▶ [Task instructions] Using the listing below, copy every line that mentions "name".

▶ [Extracted entries]
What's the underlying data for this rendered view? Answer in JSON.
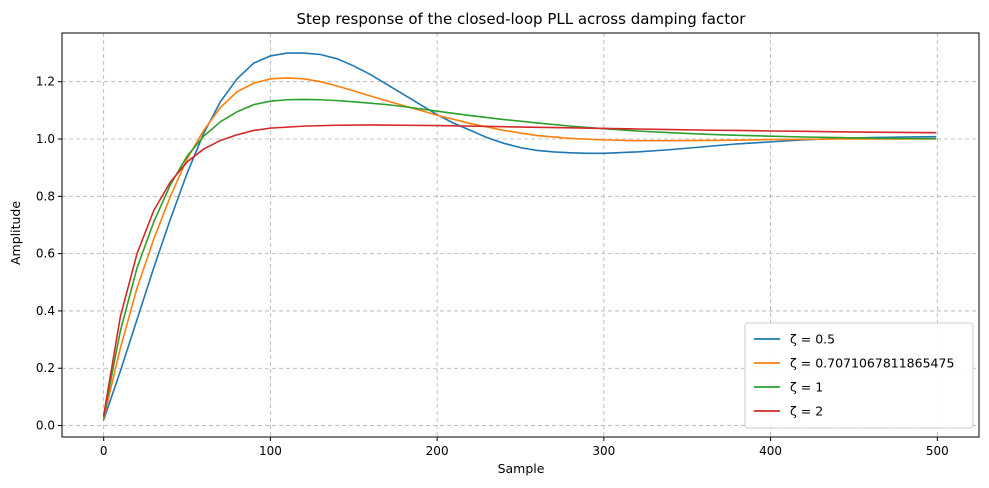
{
  "chart_data": {
    "type": "line",
    "title": "Step response of the closed-loop PLL across damping factor",
    "xlabel": "Sample",
    "ylabel": "Amplitude",
    "xlim": [
      -25,
      525
    ],
    "ylim": [
      -0.04,
      1.37
    ],
    "xticks": [
      0,
      100,
      200,
      300,
      400,
      500
    ],
    "yticks": [
      0.0,
      0.2,
      0.4,
      0.6,
      0.8,
      1.0,
      1.2
    ],
    "xtick_labels": [
      "0",
      "100",
      "200",
      "300",
      "400",
      "500"
    ],
    "ytick_labels": [
      "0.0",
      "0.2",
      "0.4",
      "0.6",
      "0.8",
      "1.0",
      "1.2"
    ],
    "grid": true,
    "legend_position": "lower-right",
    "series": [
      {
        "name": "ζ = 0.5",
        "color": "#1f77b4",
        "x": [
          0,
          10,
          20,
          30,
          40,
          50,
          60,
          70,
          80,
          90,
          100,
          110,
          120,
          130,
          140,
          150,
          160,
          170,
          180,
          190,
          200,
          210,
          220,
          230,
          240,
          250,
          260,
          270,
          280,
          290,
          300,
          320,
          340,
          360,
          380,
          400,
          420,
          440,
          460,
          480,
          499
        ],
        "y": [
          0.02,
          0.19,
          0.37,
          0.55,
          0.72,
          0.88,
          1.02,
          1.13,
          1.21,
          1.265,
          1.29,
          1.3,
          1.3,
          1.295,
          1.28,
          1.255,
          1.225,
          1.19,
          1.155,
          1.12,
          1.085,
          1.055,
          1.03,
          1.005,
          0.985,
          0.97,
          0.96,
          0.955,
          0.952,
          0.95,
          0.95,
          0.955,
          0.963,
          0.973,
          0.983,
          0.99,
          0.997,
          1.002,
          1.005,
          1.007,
          1.008
        ]
      },
      {
        "name": "ζ = 0.7071067811865475",
        "color": "#ff7f0e",
        "x": [
          0,
          10,
          20,
          30,
          40,
          50,
          60,
          70,
          80,
          90,
          100,
          110,
          120,
          130,
          140,
          150,
          160,
          170,
          180,
          190,
          200,
          220,
          240,
          260,
          280,
          300,
          320,
          340,
          360,
          380,
          400,
          420,
          440,
          460,
          480,
          499
        ],
        "y": [
          0.025,
          0.27,
          0.48,
          0.65,
          0.8,
          0.93,
          1.03,
          1.11,
          1.165,
          1.195,
          1.21,
          1.213,
          1.21,
          1.2,
          1.185,
          1.168,
          1.15,
          1.133,
          1.116,
          1.1,
          1.083,
          1.054,
          1.03,
          1.012,
          1.002,
          0.997,
          0.994,
          0.994,
          0.995,
          0.996,
          0.998,
          0.999,
          1.0,
          1.0,
          1.0,
          1.0
        ]
      },
      {
        "name": "ζ = 1",
        "color": "#2ca02c",
        "x": [
          0,
          10,
          20,
          30,
          40,
          50,
          60,
          70,
          80,
          90,
          100,
          110,
          120,
          130,
          140,
          150,
          160,
          170,
          180,
          200,
          220,
          240,
          260,
          280,
          300,
          320,
          340,
          360,
          380,
          400,
          420,
          440,
          460,
          480,
          499
        ],
        "y": [
          0.03,
          0.33,
          0.55,
          0.71,
          0.84,
          0.94,
          1.01,
          1.06,
          1.095,
          1.12,
          1.132,
          1.137,
          1.138,
          1.137,
          1.134,
          1.13,
          1.125,
          1.12,
          1.113,
          1.097,
          1.082,
          1.068,
          1.056,
          1.045,
          1.036,
          1.028,
          1.022,
          1.017,
          1.013,
          1.01,
          1.007,
          1.005,
          1.003,
          1.002,
          1.001
        ]
      },
      {
        "name": "ζ = 2",
        "color": "#d62728",
        "x": [
          0,
          10,
          20,
          30,
          40,
          50,
          60,
          70,
          80,
          90,
          100,
          120,
          140,
          160,
          180,
          200,
          220,
          240,
          260,
          280,
          300,
          320,
          340,
          360,
          380,
          400,
          420,
          440,
          460,
          480,
          499
        ],
        "y": [
          0.035,
          0.38,
          0.6,
          0.75,
          0.85,
          0.92,
          0.965,
          0.995,
          1.015,
          1.03,
          1.038,
          1.045,
          1.048,
          1.049,
          1.048,
          1.047,
          1.045,
          1.043,
          1.041,
          1.039,
          1.037,
          1.035,
          1.033,
          1.031,
          1.03,
          1.028,
          1.027,
          1.025,
          1.024,
          1.023,
          1.022
        ]
      }
    ]
  }
}
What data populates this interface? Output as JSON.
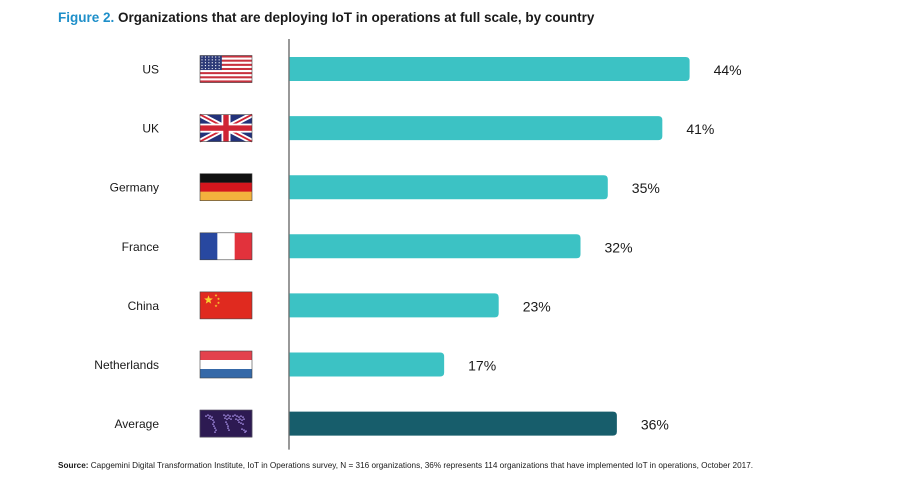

▶ [Response to the exercise]
        "name": "ζ = 0.5",
        "name": "ζ = 0.7071067811865475",
        "name": "ζ = 1",
        "name": "ζ = 2",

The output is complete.